> **Task requirements**: Without pictures, retype the following entries exactly.
_ _ _ _ _ _ _
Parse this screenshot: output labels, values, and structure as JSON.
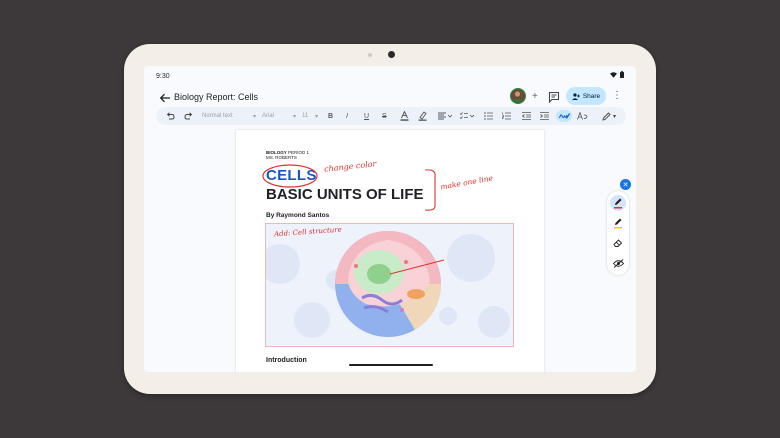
{
  "status": {
    "time": "9:30"
  },
  "appbar": {
    "title": "Biology Report: Cells",
    "share_label": "Share",
    "add": "+",
    "more": "⋮"
  },
  "toolbar": {
    "style": "Normal text",
    "font": "Arial",
    "size": "11"
  },
  "document": {
    "course": "BIOLOGY",
    "period": "PERIOD 1",
    "teacher": "MS. ROBERTS",
    "heading1": "CELLS",
    "heading2": "BASIC UNITS OF LIFE",
    "byline": "By Raymond Santos",
    "section": "Introduction"
  },
  "annotations": {
    "note1": "change color",
    "note2": "make one line",
    "note3": "Add: Cell structure"
  },
  "colors": {
    "accent": "#1a73e8",
    "ink": "#d33333",
    "heading": "#1a56c4",
    "share_bg": "#c2e7ff"
  },
  "icons": [
    "back-arrow-icon",
    "add-icon",
    "comment-icon",
    "share-icon",
    "more-icon",
    "undo-icon",
    "redo-icon",
    "bold-icon",
    "italic-icon",
    "underline-icon",
    "strikethrough-icon",
    "text-color-icon",
    "highlight-icon",
    "align-icon",
    "list-icon",
    "indent-icon",
    "pen-icon",
    "highlighter-icon",
    "eraser-icon",
    "hide-icon"
  ]
}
_ _ _ _ _ _ _
> **Answer space**:
Parse this screenshot: output labels, values, and structure as JSON.
{
  "status": {
    "time": "9:30"
  },
  "appbar": {
    "title": "Biology Report: Cells",
    "share_label": "Share",
    "add": "+",
    "more": "⋮"
  },
  "toolbar": {
    "style": "Normal text",
    "font": "Arial",
    "size": "11"
  },
  "document": {
    "course": "BIOLOGY",
    "period": "PERIOD 1",
    "teacher": "MS. ROBERTS",
    "heading1": "CELLS",
    "heading2": "BASIC UNITS OF LIFE",
    "byline": "By Raymond Santos",
    "section": "Introduction"
  },
  "annotations": {
    "note1": "change color",
    "note2": "make one line",
    "note3": "Add: Cell structure"
  },
  "colors": {
    "accent": "#1a73e8",
    "ink": "#d33333",
    "heading": "#1a56c4",
    "share_bg": "#c2e7ff"
  },
  "icons": [
    "back-arrow-icon",
    "add-icon",
    "comment-icon",
    "share-icon",
    "more-icon",
    "undo-icon",
    "redo-icon",
    "bold-icon",
    "italic-icon",
    "underline-icon",
    "strikethrough-icon",
    "text-color-icon",
    "highlight-icon",
    "align-icon",
    "list-icon",
    "indent-icon",
    "pen-icon",
    "highlighter-icon",
    "eraser-icon",
    "hide-icon"
  ]
}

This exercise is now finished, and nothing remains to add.